[BEGIN Records provided]

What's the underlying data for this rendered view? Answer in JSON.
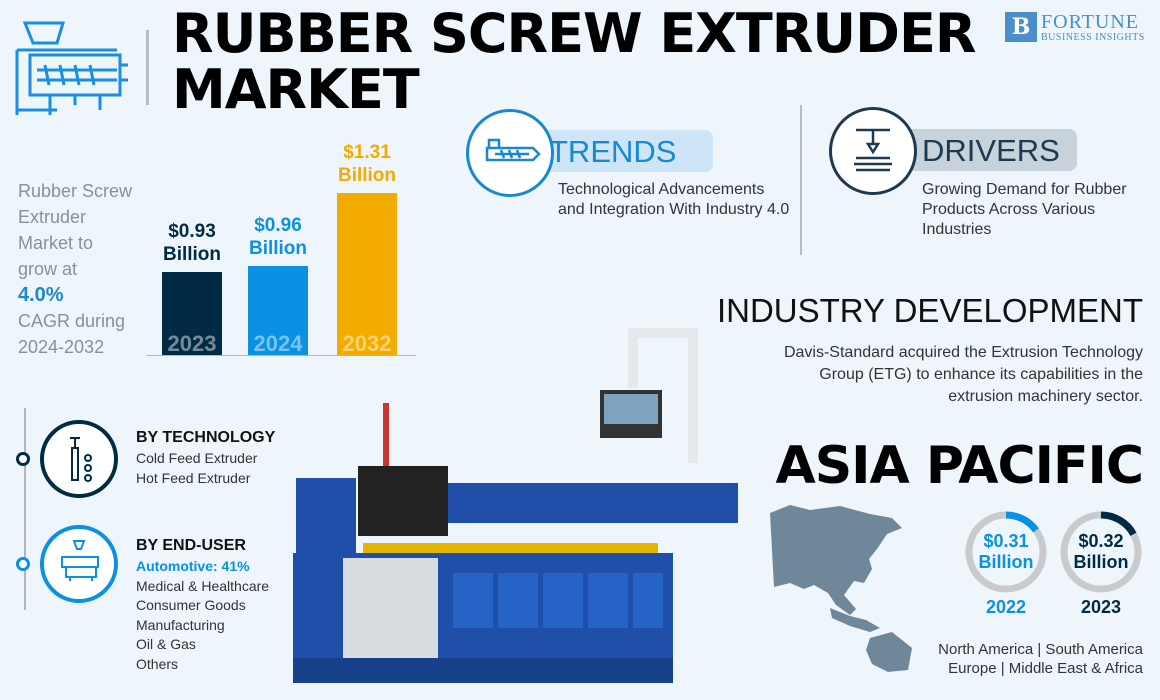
{
  "header": {
    "title_line1": "RUBBER SCREW EXTRUDER",
    "title_line2": "MARKET",
    "logo_name": "FORTUNE",
    "logo_sub": "BUSINESS INSIGHTS",
    "icon": "extruder-icon"
  },
  "summary": {
    "line1": "Rubber Screw",
    "line2": "Extruder",
    "line3": "Market to",
    "line4": "grow at",
    "cagr": "4.0%",
    "line5": "CAGR during",
    "line6": "2024-2032"
  },
  "chart_data": {
    "type": "bar",
    "categories": [
      "2023",
      "2024",
      "2032"
    ],
    "values": [
      0.93,
      0.96,
      1.31
    ],
    "labels_value": [
      "$0.93",
      "$0.96",
      "$1.31"
    ],
    "unit_label": "Billion",
    "colors": [
      "#012b45",
      "#0a91e3",
      "#f2ac00"
    ]
  },
  "trends": {
    "label": "TRENDS",
    "text": "Technological Advancements and Integration With Industry 4.0",
    "icon": "extruder-screw-icon"
  },
  "drivers": {
    "label": "DRIVERS",
    "text": "Growing Demand for Rubber Products Across Various Industries",
    "icon": "3d-printer-icon"
  },
  "industry": {
    "title": "INDUSTRY DEVELOPMENT",
    "text_line1": "Davis-Standard acquired the Extrusion Technology",
    "text_line2": "Group (ETG) to enhance its  capabilities in the",
    "text_line3": "extrusion machinery sector."
  },
  "region": {
    "title": "ASIA PACIFIC",
    "donuts": [
      {
        "value": "$0.31",
        "unit": "Billion",
        "year": "2022",
        "color": "#0a91e3",
        "fill": 0.15
      },
      {
        "value": "$0.32",
        "unit": "Billion",
        "year": "2023",
        "color": "#012b45",
        "fill": 0.17
      }
    ],
    "others_line1": "North America  |  South America",
    "others_line2": "Europe  |  Middle East & Africa"
  },
  "segments": [
    {
      "title": "BY TECHNOLOGY",
      "items": [
        "Cold Feed Extruder",
        "Hot Feed Extruder"
      ],
      "color": "#012b45"
    },
    {
      "title": "BY END-USER",
      "highlight": "Automotive: 41%",
      "items": [
        "Medical & Healthcare",
        "Consumer Goods",
        "Manufacturing",
        "Oil & Gas",
        "Others"
      ],
      "color": "#0a91e3"
    }
  ]
}
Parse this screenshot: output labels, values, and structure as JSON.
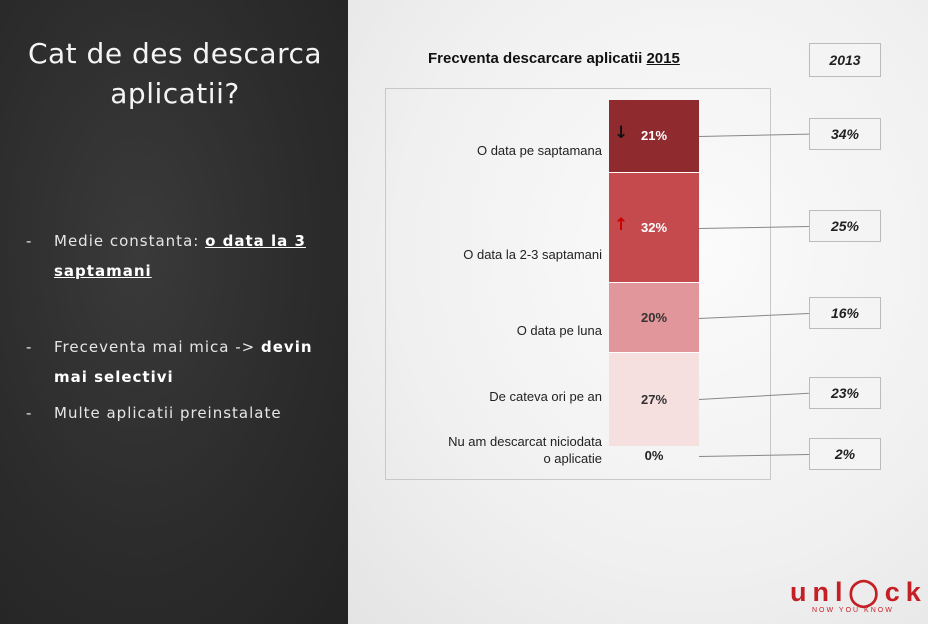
{
  "slide": {
    "title_line1": "Cat de des descarca",
    "title_line2": "aplicatii?",
    "bullets": [
      {
        "dash": "-",
        "text_plain": "Medie constanta: ",
        "text_bold": "o data la 3 saptamani"
      },
      {
        "dash": "-",
        "text_plain": "Freceventa mai mica -> ",
        "text_bold": "devin mai selectivi"
      },
      {
        "dash": "-",
        "text_plain": "Multe aplicatii preinstalate"
      }
    ]
  },
  "chart_data": {
    "type": "bar",
    "stacked": true,
    "title": "Frecventa descarcare aplicatii",
    "title_year": "2015",
    "comparison_year_label": "2013",
    "categories": [
      "O data pe saptamana",
      "O data la 2-3 saptamani",
      "O data pe luna",
      "De cateva ori pe an",
      "Nu am descarcat niciodata o aplicatie"
    ],
    "category_label_lines": [
      [
        "O data pe saptamana"
      ],
      [
        "O data la 2-3 saptamani"
      ],
      [
        "O data pe luna"
      ],
      [
        "De cateva ori pe an"
      ],
      [
        "Nu am descarcat niciodata",
        "o aplicatie"
      ]
    ],
    "values_2015": [
      21,
      32,
      20,
      27,
      0
    ],
    "labels_2015": [
      "21%",
      "32%",
      "20%",
      "27%",
      "0%"
    ],
    "values_2013": [
      34,
      25,
      16,
      23,
      2
    ],
    "labels_2013": [
      "34%",
      "25%",
      "16%",
      "23%",
      "2%"
    ],
    "trend_arrows": [
      "down",
      "up",
      null,
      null,
      null
    ],
    "segment_colors": [
      "#8f2a2e",
      "#c44a4e",
      "#e0969a",
      "#f6dfdf"
    ],
    "arrow_colors": {
      "down": "#111111",
      "up": "#cc0000"
    }
  },
  "logo": {
    "word": "unl◯ck",
    "tagline": "NOW YOU KNOW",
    "color": "#c41f25"
  }
}
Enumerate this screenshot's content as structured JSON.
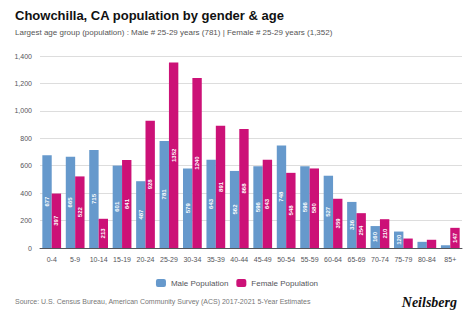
{
  "chart_data": {
    "type": "bar",
    "title": "Chowchilla, CA population by gender & age",
    "subtitle": "Largest age group (population) : Male # 25-29 years (781) | Female # 25-29 years (1,352)",
    "categories": [
      "0-4",
      "5-9",
      "10-14",
      "15-19",
      "20-24",
      "25-29",
      "30-34",
      "35-39",
      "40-44",
      "45-49",
      "50-54",
      "55-59",
      "60-64",
      "65-69",
      "70-74",
      "75-79",
      "80-84",
      "85+"
    ],
    "series": [
      {
        "name": "Male Population",
        "color": "#6699CC",
        "values": [
          677,
          665,
          715,
          601,
          487,
          781,
          579,
          643,
          562,
          596,
          748,
          596,
          527,
          336,
          160,
          120,
          45,
          20
        ],
        "value_labels": [
          "677",
          "665",
          "715",
          "601",
          "487",
          "781",
          "579",
          "643",
          "562",
          "596",
          "748",
          "596",
          "527",
          "336",
          "160",
          "120",
          null,
          null
        ]
      },
      {
        "name": "Female Population",
        "color": "#CC1177",
        "values": [
          397,
          522,
          213,
          641,
          928,
          1352,
          1240,
          891,
          868,
          643,
          548,
          580,
          359,
          254,
          210,
          69,
          60,
          147
        ],
        "value_labels": [
          "397",
          "522",
          "213",
          "641",
          "928",
          "1352",
          "1240",
          "891",
          "868",
          "643",
          "548",
          "580",
          "359",
          "254",
          "210",
          null,
          null,
          "147"
        ]
      }
    ],
    "ylim": [
      0,
      1400
    ],
    "yticks": [
      0,
      200,
      400,
      600,
      800,
      1000,
      1200,
      1400
    ],
    "grid": true,
    "legend": "bottom",
    "data_labels": true,
    "annotations": [
      "Source: U.S. Census Bureau, American Community Survey (ACS) 2017-2021 5-Year Estimates",
      "Neilsberg"
    ]
  }
}
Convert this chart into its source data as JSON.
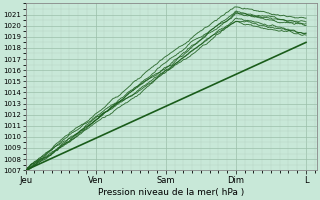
{
  "title": "Pression niveau de la mer( hPa )",
  "background_color": "#c8e8d8",
  "plot_bg_color": "#c8e8d8",
  "grid_major_color": "#9bbfaa",
  "grid_minor_color": "#b5d4c2",
  "ylim": [
    1007,
    1022
  ],
  "yticks": [
    1007,
    1008,
    1009,
    1010,
    1011,
    1012,
    1013,
    1014,
    1015,
    1016,
    1017,
    1018,
    1019,
    1020,
    1021
  ],
  "xtick_labels": [
    "Jeu",
    "Ven",
    "Sam",
    "Dim",
    "L"
  ],
  "line_color": "#1a5c1a",
  "num_points": 400
}
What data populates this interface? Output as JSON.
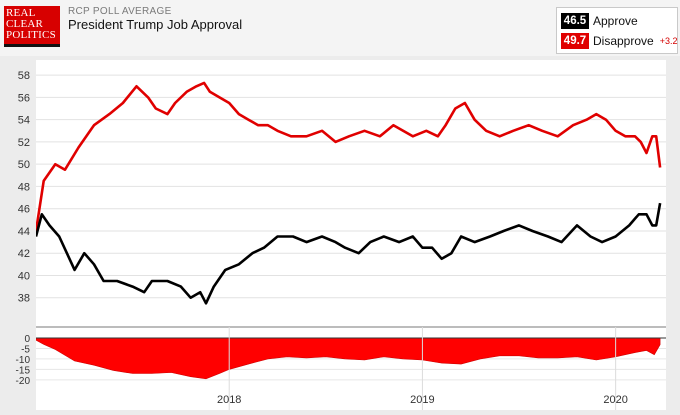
{
  "header": {
    "logo_lines": [
      "REAL",
      "CLEAR",
      "POLITICS"
    ],
    "subtitle": "RCP POLL AVERAGE",
    "title": "President Trump Job Approval"
  },
  "legend": {
    "approve_value": "46.5",
    "approve_label": "Approve",
    "disapprove_value": "49.7",
    "disapprove_label": "Disapprove",
    "disapprove_spread": "+3.2"
  },
  "colors": {
    "approve": "#000000",
    "disapprove": "#e00000",
    "spread": "#ff0000"
  },
  "chart_data": {
    "type": "line",
    "title": "President Trump Job Approval",
    "x_start": "2017-01",
    "x_end": "2020-03",
    "x_ticks": [
      {
        "label": "2018",
        "t": 1.0
      },
      {
        "label": "2019",
        "t": 2.0
      },
      {
        "label": "2020",
        "t": 3.0
      }
    ],
    "ylim": [
      36,
      59
    ],
    "y_ticks": [
      38,
      40,
      42,
      44,
      46,
      48,
      50,
      52,
      54,
      56,
      58
    ],
    "series": [
      {
        "name": "Disapprove",
        "color": "#e00000",
        "points": [
          [
            0.0,
            44.0
          ],
          [
            0.04,
            48.5
          ],
          [
            0.1,
            50.0
          ],
          [
            0.15,
            49.5
          ],
          [
            0.22,
            51.5
          ],
          [
            0.3,
            53.5
          ],
          [
            0.38,
            54.5
          ],
          [
            0.45,
            55.5
          ],
          [
            0.52,
            57.0
          ],
          [
            0.58,
            56.0
          ],
          [
            0.62,
            55.0
          ],
          [
            0.68,
            54.5
          ],
          [
            0.72,
            55.5
          ],
          [
            0.78,
            56.5
          ],
          [
            0.83,
            57.0
          ],
          [
            0.87,
            57.3
          ],
          [
            0.9,
            56.5
          ],
          [
            0.95,
            56.0
          ],
          [
            1.0,
            55.5
          ],
          [
            1.05,
            54.5
          ],
          [
            1.1,
            54.0
          ],
          [
            1.15,
            53.5
          ],
          [
            1.2,
            53.5
          ],
          [
            1.25,
            53.0
          ],
          [
            1.32,
            52.5
          ],
          [
            1.4,
            52.5
          ],
          [
            1.48,
            53.0
          ],
          [
            1.55,
            52.0
          ],
          [
            1.62,
            52.5
          ],
          [
            1.7,
            53.0
          ],
          [
            1.78,
            52.5
          ],
          [
            1.85,
            53.5
          ],
          [
            1.9,
            53.0
          ],
          [
            1.95,
            52.5
          ],
          [
            2.02,
            53.0
          ],
          [
            2.08,
            52.5
          ],
          [
            2.12,
            53.5
          ],
          [
            2.17,
            55.0
          ],
          [
            2.22,
            55.5
          ],
          [
            2.27,
            54.0
          ],
          [
            2.33,
            53.0
          ],
          [
            2.4,
            52.5
          ],
          [
            2.47,
            53.0
          ],
          [
            2.55,
            53.5
          ],
          [
            2.62,
            53.0
          ],
          [
            2.7,
            52.5
          ],
          [
            2.78,
            53.5
          ],
          [
            2.85,
            54.0
          ],
          [
            2.9,
            54.5
          ],
          [
            2.95,
            54.0
          ],
          [
            3.0,
            53.0
          ],
          [
            3.05,
            52.5
          ],
          [
            3.1,
            52.5
          ],
          [
            3.13,
            52.0
          ],
          [
            3.16,
            51.0
          ],
          [
            3.19,
            52.5
          ],
          [
            3.21,
            52.5
          ],
          [
            3.23,
            49.7
          ]
        ]
      },
      {
        "name": "Approve",
        "color": "#000000",
        "points": [
          [
            0.0,
            43.5
          ],
          [
            0.03,
            45.5
          ],
          [
            0.07,
            44.5
          ],
          [
            0.12,
            43.5
          ],
          [
            0.16,
            42.0
          ],
          [
            0.2,
            40.5
          ],
          [
            0.25,
            42.0
          ],
          [
            0.3,
            41.0
          ],
          [
            0.35,
            39.5
          ],
          [
            0.42,
            39.5
          ],
          [
            0.5,
            39.0
          ],
          [
            0.56,
            38.5
          ],
          [
            0.6,
            39.5
          ],
          [
            0.68,
            39.5
          ],
          [
            0.75,
            39.0
          ],
          [
            0.8,
            38.0
          ],
          [
            0.85,
            38.5
          ],
          [
            0.88,
            37.5
          ],
          [
            0.92,
            39.0
          ],
          [
            0.98,
            40.5
          ],
          [
            1.05,
            41.0
          ],
          [
            1.12,
            42.0
          ],
          [
            1.18,
            42.5
          ],
          [
            1.25,
            43.5
          ],
          [
            1.33,
            43.5
          ],
          [
            1.4,
            43.0
          ],
          [
            1.48,
            43.5
          ],
          [
            1.55,
            43.0
          ],
          [
            1.6,
            42.5
          ],
          [
            1.67,
            42.0
          ],
          [
            1.73,
            43.0
          ],
          [
            1.8,
            43.5
          ],
          [
            1.88,
            43.0
          ],
          [
            1.95,
            43.5
          ],
          [
            2.0,
            42.5
          ],
          [
            2.05,
            42.5
          ],
          [
            2.1,
            41.5
          ],
          [
            2.15,
            42.0
          ],
          [
            2.2,
            43.5
          ],
          [
            2.27,
            43.0
          ],
          [
            2.35,
            43.5
          ],
          [
            2.42,
            44.0
          ],
          [
            2.5,
            44.5
          ],
          [
            2.57,
            44.0
          ],
          [
            2.65,
            43.5
          ],
          [
            2.72,
            43.0
          ],
          [
            2.8,
            44.5
          ],
          [
            2.87,
            43.5
          ],
          [
            2.93,
            43.0
          ],
          [
            3.0,
            43.5
          ],
          [
            3.07,
            44.5
          ],
          [
            3.12,
            45.5
          ],
          [
            3.16,
            45.5
          ],
          [
            3.19,
            44.5
          ],
          [
            3.21,
            44.5
          ],
          [
            3.23,
            46.5
          ]
        ]
      }
    ],
    "spread": {
      "name": "Spread",
      "ylim": [
        -22,
        0
      ],
      "y_ticks": [
        0,
        -5,
        -10,
        -15,
        -20
      ],
      "y_tick_labels": [
        "0",
        "-5",
        "-10",
        "-15",
        "-20"
      ],
      "points": [
        [
          0.0,
          -1.0
        ],
        [
          0.04,
          -3.0
        ],
        [
          0.1,
          -5.5
        ],
        [
          0.2,
          -11.0
        ],
        [
          0.3,
          -13.0
        ],
        [
          0.4,
          -15.5
        ],
        [
          0.5,
          -17.0
        ],
        [
          0.6,
          -17.0
        ],
        [
          0.7,
          -16.5
        ],
        [
          0.8,
          -18.5
        ],
        [
          0.88,
          -19.5
        ],
        [
          0.95,
          -17.0
        ],
        [
          1.0,
          -15.0
        ],
        [
          1.1,
          -12.5
        ],
        [
          1.2,
          -10.0
        ],
        [
          1.3,
          -9.0
        ],
        [
          1.4,
          -9.5
        ],
        [
          1.5,
          -9.0
        ],
        [
          1.6,
          -10.0
        ],
        [
          1.7,
          -10.5
        ],
        [
          1.8,
          -9.0
        ],
        [
          1.9,
          -10.0
        ],
        [
          2.0,
          -10.5
        ],
        [
          2.1,
          -12.0
        ],
        [
          2.2,
          -12.5
        ],
        [
          2.3,
          -10.0
        ],
        [
          2.4,
          -8.5
        ],
        [
          2.5,
          -8.5
        ],
        [
          2.6,
          -9.5
        ],
        [
          2.7,
          -9.5
        ],
        [
          2.8,
          -9.0
        ],
        [
          2.9,
          -10.5
        ],
        [
          3.0,
          -9.0
        ],
        [
          3.1,
          -7.0
        ],
        [
          3.16,
          -6.0
        ],
        [
          3.2,
          -8.0
        ],
        [
          3.23,
          -3.2
        ]
      ]
    }
  }
}
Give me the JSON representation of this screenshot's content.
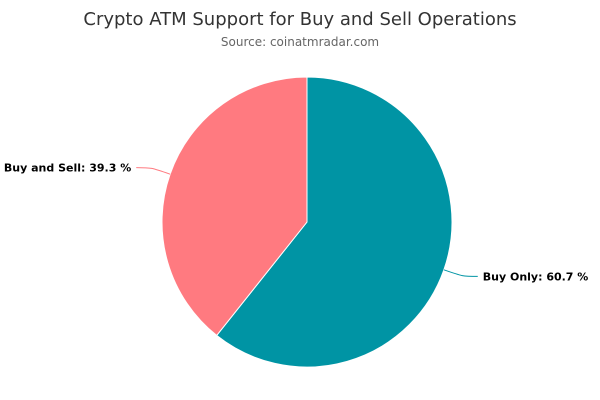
{
  "chart_data": {
    "type": "pie",
    "title": "Crypto ATM Support for Buy and Sell Operations",
    "subtitle": "Source: coinatmradar.com",
    "slices": [
      {
        "name": "Buy Only",
        "value": 60.7,
        "label": "Buy Only: 60.7 %",
        "color": "#0094a4"
      },
      {
        "name": "Buy and Sell",
        "value": 39.3,
        "label": "Buy and Sell: 39.3 %",
        "color": "#ff7a80"
      }
    ]
  }
}
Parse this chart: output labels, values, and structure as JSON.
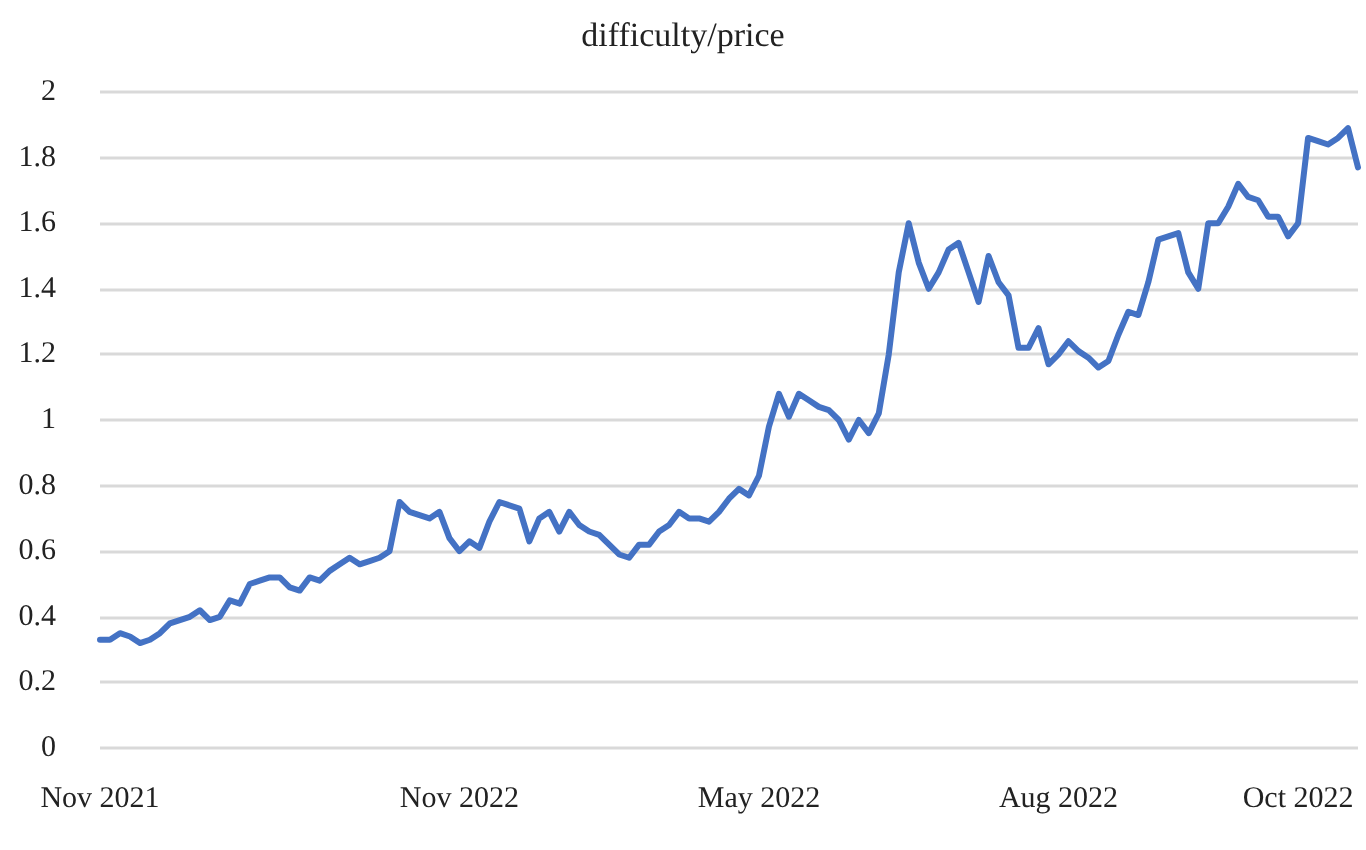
{
  "chart_data": {
    "type": "line",
    "title": "difficulty/price",
    "categories": [
      "Nov 2021",
      null,
      null,
      null,
      null,
      null,
      null,
      null,
      null,
      null,
      null,
      null,
      null,
      null,
      null,
      null,
      null,
      null,
      null,
      null,
      null,
      null,
      null,
      null,
      null,
      null,
      null,
      null,
      null,
      null,
      null,
      null,
      null,
      null,
      null,
      null,
      "Nov 2022",
      null,
      null,
      null,
      null,
      null,
      null,
      null,
      null,
      null,
      null,
      null,
      null,
      null,
      null,
      null,
      null,
      null,
      null,
      null,
      null,
      null,
      null,
      null,
      null,
      null,
      null,
      null,
      null,
      null,
      "May 2022",
      null,
      null,
      null,
      null,
      null,
      null,
      null,
      null,
      null,
      null,
      null,
      null,
      null,
      null,
      null,
      null,
      null,
      null,
      null,
      null,
      null,
      null,
      null,
      null,
      null,
      null,
      null,
      null,
      null,
      "Aug 2022",
      null,
      null,
      null,
      null,
      null,
      null,
      null,
      null,
      null,
      null,
      null,
      null,
      null,
      null,
      null,
      null,
      null,
      null,
      null,
      null,
      null,
      null,
      null,
      "Oct 2022",
      null,
      null,
      null,
      null,
      null,
      null
    ],
    "series": [
      {
        "color": "#4472c4",
        "values": [
          0.33,
          0.33,
          0.35,
          0.34,
          0.32,
          0.33,
          0.35,
          0.38,
          0.39,
          0.4,
          0.42,
          0.39,
          0.4,
          0.45,
          0.44,
          0.5,
          0.51,
          0.52,
          0.52,
          0.49,
          0.48,
          0.52,
          0.51,
          0.54,
          0.56,
          0.58,
          0.56,
          0.57,
          0.58,
          0.6,
          0.75,
          0.72,
          0.71,
          0.7,
          0.72,
          0.64,
          0.6,
          0.63,
          0.61,
          0.69,
          0.75,
          0.74,
          0.73,
          0.63,
          0.7,
          0.72,
          0.66,
          0.72,
          0.68,
          0.66,
          0.65,
          0.62,
          0.59,
          0.58,
          0.62,
          0.62,
          0.66,
          0.68,
          0.72,
          0.7,
          0.7,
          0.69,
          0.72,
          0.76,
          0.79,
          0.77,
          0.83,
          0.98,
          1.08,
          1.01,
          1.08,
          1.06,
          1.04,
          1.03,
          1.0,
          0.94,
          1.0,
          0.96,
          1.02,
          1.2,
          1.45,
          1.6,
          1.48,
          1.4,
          1.45,
          1.52,
          1.54,
          1.45,
          1.36,
          1.5,
          1.42,
          1.38,
          1.22,
          1.22,
          1.28,
          1.17,
          1.2,
          1.24,
          1.21,
          1.19,
          1.16,
          1.18,
          1.26,
          1.33,
          1.32,
          1.42,
          1.55,
          1.56,
          1.57,
          1.45,
          1.4,
          1.6,
          1.6,
          1.65,
          1.72,
          1.68,
          1.67,
          1.62,
          1.62,
          1.56,
          1.6,
          1.86,
          1.85,
          1.84,
          1.86,
          1.89,
          1.77
        ]
      }
    ],
    "ylim": [
      0,
      2
    ],
    "yticks": [
      0,
      0.2,
      0.4,
      0.6,
      0.8,
      1,
      1.2,
      1.4,
      1.6,
      1.8,
      2
    ],
    "grid": "y",
    "marker": "none",
    "line_style": "solid"
  }
}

[END Records provided]

To be done
Gather every line from the listing above in which "Feed" appears, and copy those lines.

Full solution
        "Cold Feed Extruder",
        "Hot Feed Extruder"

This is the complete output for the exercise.